THE RECORDS:

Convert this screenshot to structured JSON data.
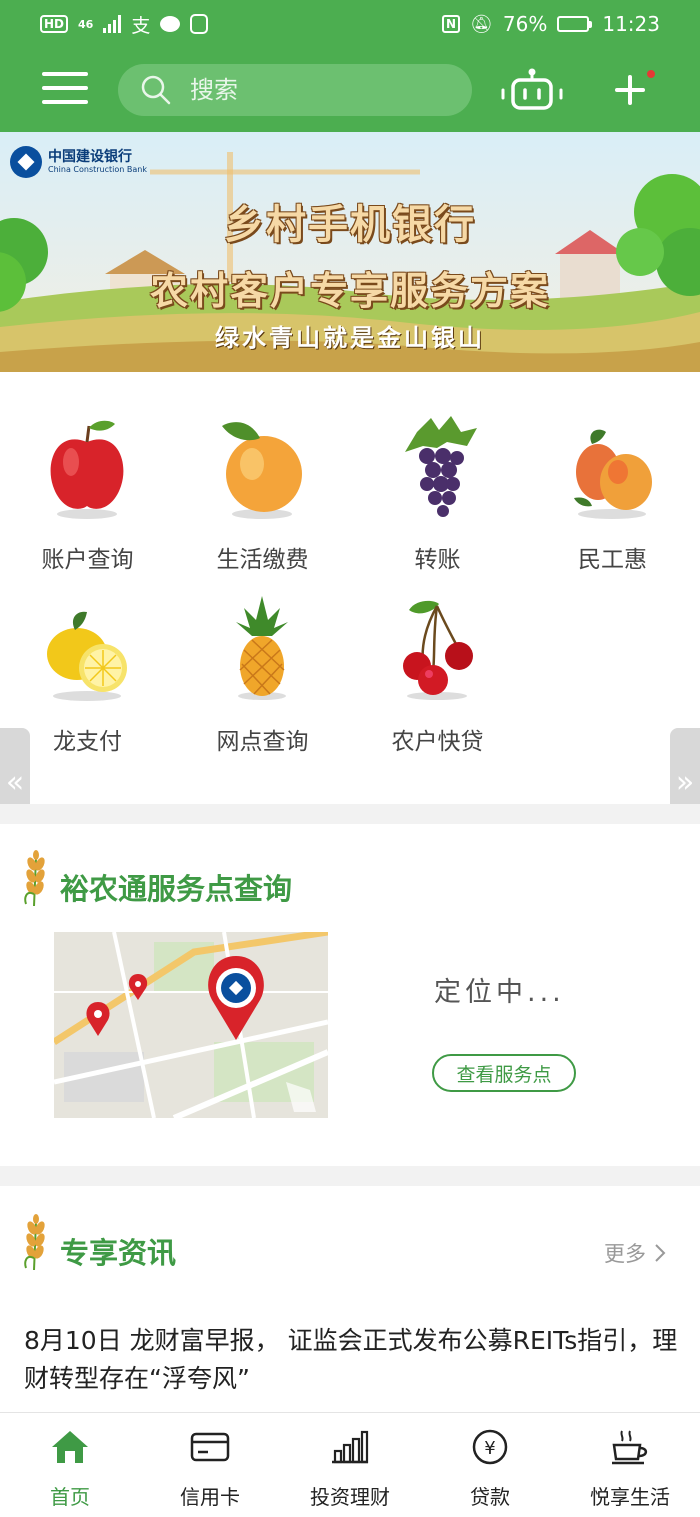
{
  "status_bar": {
    "left_badges": [
      "HD",
      "46"
    ],
    "battery": "76%",
    "time": "11:23",
    "battery_level": 0.76
  },
  "header": {
    "search_placeholder": "搜索",
    "icons": [
      "menu-icon",
      "search-icon",
      "robot-icon",
      "plus-icon"
    ],
    "accent_color": "#4cae50"
  },
  "banner": {
    "bank_name_cn": "中国建设银行",
    "bank_name_en": "China Construction Bank",
    "title1": "乡村手机银行",
    "title2": "农村客户专享服务方案",
    "subtitle": "绿水青山就是金山银山"
  },
  "services": [
    {
      "label": "账户查询",
      "icon": "apple-icon"
    },
    {
      "label": "生活缴费",
      "icon": "apricot-icon"
    },
    {
      "label": "转账",
      "icon": "grapes-icon"
    },
    {
      "label": "民工惠",
      "icon": "mango-icon"
    },
    {
      "label": "龙支付",
      "icon": "lemon-icon"
    },
    {
      "label": "网点查询",
      "icon": "pineapple-icon"
    },
    {
      "label": "农户快贷",
      "icon": "cherry-icon"
    }
  ],
  "side_tabs": {
    "left": "«",
    "right": "»"
  },
  "service_points": {
    "title": "裕农通服务点查询",
    "status": "定位中...",
    "button": "查看服务点"
  },
  "news": {
    "title": "专享资讯",
    "more": "更多",
    "headline": "8月10日 龙财富早报， 证监会正式发布公募REITs指引，理财转型存在“浮夸风”"
  },
  "bottom_nav": [
    {
      "label": "首页",
      "icon": "home-icon",
      "active": true
    },
    {
      "label": "信用卡",
      "icon": "credit-card-icon",
      "active": false
    },
    {
      "label": "投资理财",
      "icon": "bar-chart-icon",
      "active": false
    },
    {
      "label": "贷款",
      "icon": "yuan-coin-icon",
      "active": false
    },
    {
      "label": "悦享生活",
      "icon": "coffee-cup-icon",
      "active": false
    }
  ]
}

INSTRUCTIONS FOR THE TASK: All the lines above are to be reproduced exactly, except the pictures.

FINISHED EXERCISE:
Convert this screenshot to structured JSON data.
{
  "status_bar": {
    "left_badges": [
      "HD",
      "46"
    ],
    "battery": "76%",
    "time": "11:23",
    "battery_level": 0.76
  },
  "header": {
    "search_placeholder": "搜索",
    "icons": [
      "menu-icon",
      "search-icon",
      "robot-icon",
      "plus-icon"
    ],
    "accent_color": "#4cae50"
  },
  "banner": {
    "bank_name_cn": "中国建设银行",
    "bank_name_en": "China Construction Bank",
    "title1": "乡村手机银行",
    "title2": "农村客户专享服务方案",
    "subtitle": "绿水青山就是金山银山"
  },
  "services": [
    {
      "label": "账户查询",
      "icon": "apple-icon"
    },
    {
      "label": "生活缴费",
      "icon": "apricot-icon"
    },
    {
      "label": "转账",
      "icon": "grapes-icon"
    },
    {
      "label": "民工惠",
      "icon": "mango-icon"
    },
    {
      "label": "龙支付",
      "icon": "lemon-icon"
    },
    {
      "label": "网点查询",
      "icon": "pineapple-icon"
    },
    {
      "label": "农户快贷",
      "icon": "cherry-icon"
    }
  ],
  "side_tabs": {
    "left": "«",
    "right": "»"
  },
  "service_points": {
    "title": "裕农通服务点查询",
    "status": "定位中...",
    "button": "查看服务点"
  },
  "news": {
    "title": "专享资讯",
    "more": "更多",
    "headline": "8月10日 龙财富早报， 证监会正式发布公募REITs指引，理财转型存在“浮夸风”"
  },
  "bottom_nav": [
    {
      "label": "首页",
      "icon": "home-icon",
      "active": true
    },
    {
      "label": "信用卡",
      "icon": "credit-card-icon",
      "active": false
    },
    {
      "label": "投资理财",
      "icon": "bar-chart-icon",
      "active": false
    },
    {
      "label": "贷款",
      "icon": "yuan-coin-icon",
      "active": false
    },
    {
      "label": "悦享生活",
      "icon": "coffee-cup-icon",
      "active": false
    }
  ]
}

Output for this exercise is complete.